### Task directions
Give back the full listing, character for character, with no pictures.

::: Dataset rows

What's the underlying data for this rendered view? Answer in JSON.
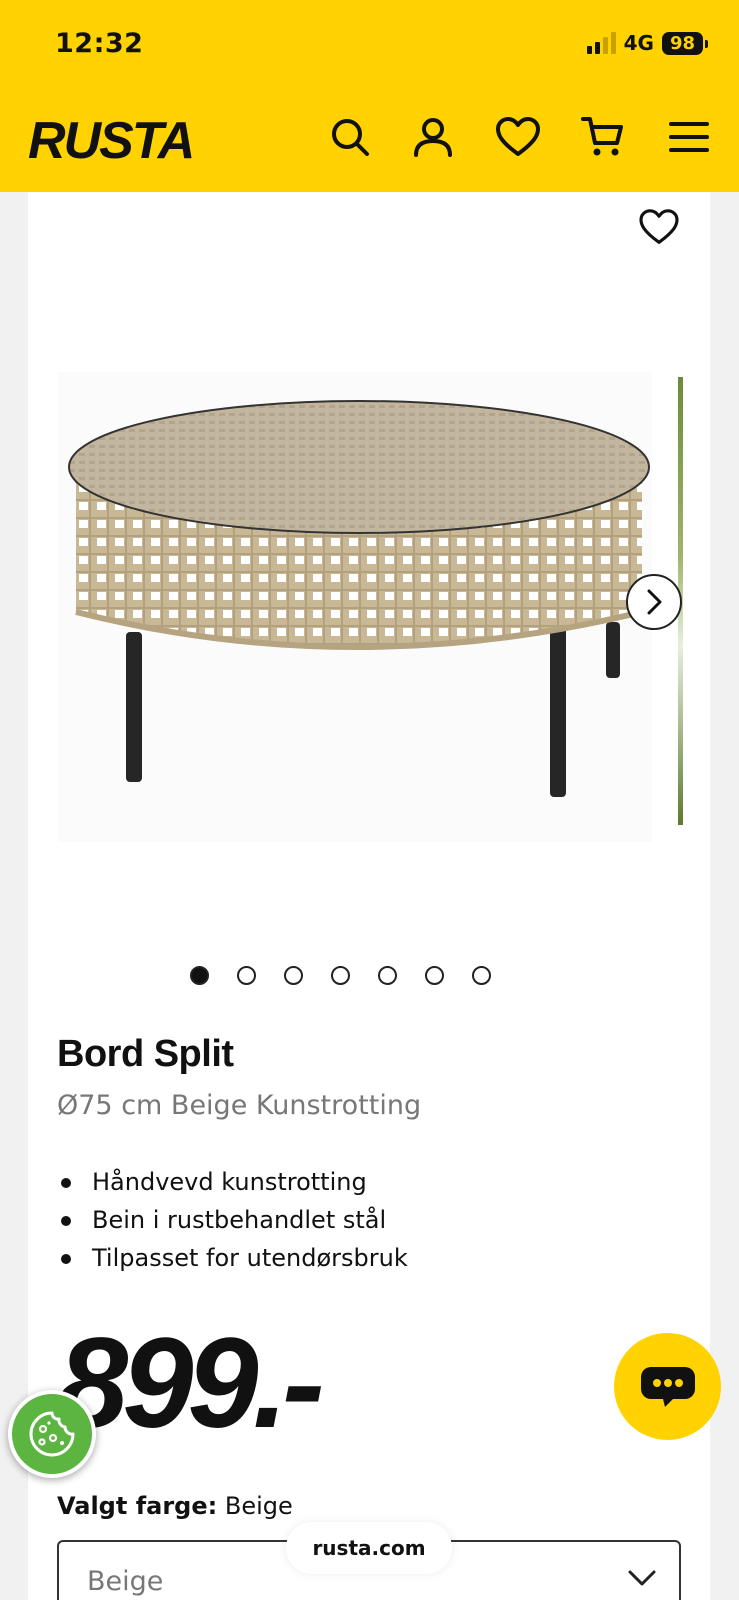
{
  "status_bar": {
    "time": "12:32",
    "network": "4G",
    "battery": "98"
  },
  "header": {
    "brand": "RUSTA",
    "icons": [
      "search-icon",
      "account-icon",
      "heart-icon",
      "cart-icon",
      "menu-icon"
    ],
    "background": "#ffd200"
  },
  "gallery": {
    "total_images": 7,
    "active_index": 0
  },
  "product": {
    "title": "Bord Split",
    "subtitle": "Ø75 cm Beige Kunstrotting",
    "bullets": [
      "Håndvevd kunstrotting",
      "Bein i rustbehandlet stål",
      "Tilpasset for utendørsbruk"
    ],
    "price": "899.-",
    "color_label": "Valgt farge:",
    "color_value": "Beige",
    "color_select_value": "Beige"
  },
  "browser": {
    "url": "rusta.com"
  },
  "colors": {
    "accent": "#ffd200",
    "cookie": "#5cb540"
  }
}
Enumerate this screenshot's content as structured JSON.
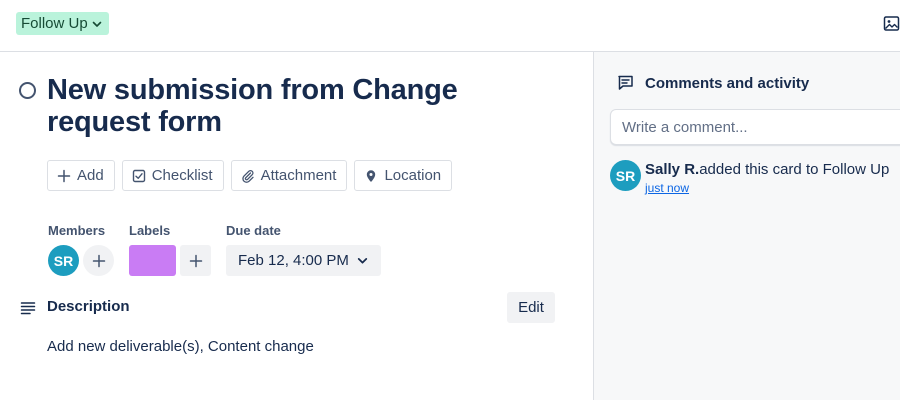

::::::

### Full answer
What's the underlying data for this rendered view? Answer in JSON.
{
  "status_bar": {
    "time": "12:32",
    "network": "4G",
    "battery": "98"
  },
  "header": {
    "brand": "RUSTA",
    "icons": [
      "search-icon",
      "account-icon",
      "heart-icon",
      "cart-icon",
      "menu-icon"
    ],
    "background": "#ffd200"
  },
  "gallery": {
    "total_images": 7,
    "active_index": 0
  },
  "product": {
    "title": "Bord Split",
    "subtitle": "Ø75 cm Beige Kunstrotting",
    "bullets": [
      "Håndvevd kunstrotting",
      "Bein i rustbehandlet stål",
      "Tilpasset for utendørsbruk"
    ],
    "price": "899.-",
    "color_label": "Valgt farge:",
    "color_value": "Beige",
    "color_select_value": "Beige"
  },
  "browser": {
    "url": "rusta.com"
  },
  "colors": {
    "accent": "#ffd200",
    "cookie": "#5cb540"
  }
}
Enumerate this screenshot's content as structured JSON.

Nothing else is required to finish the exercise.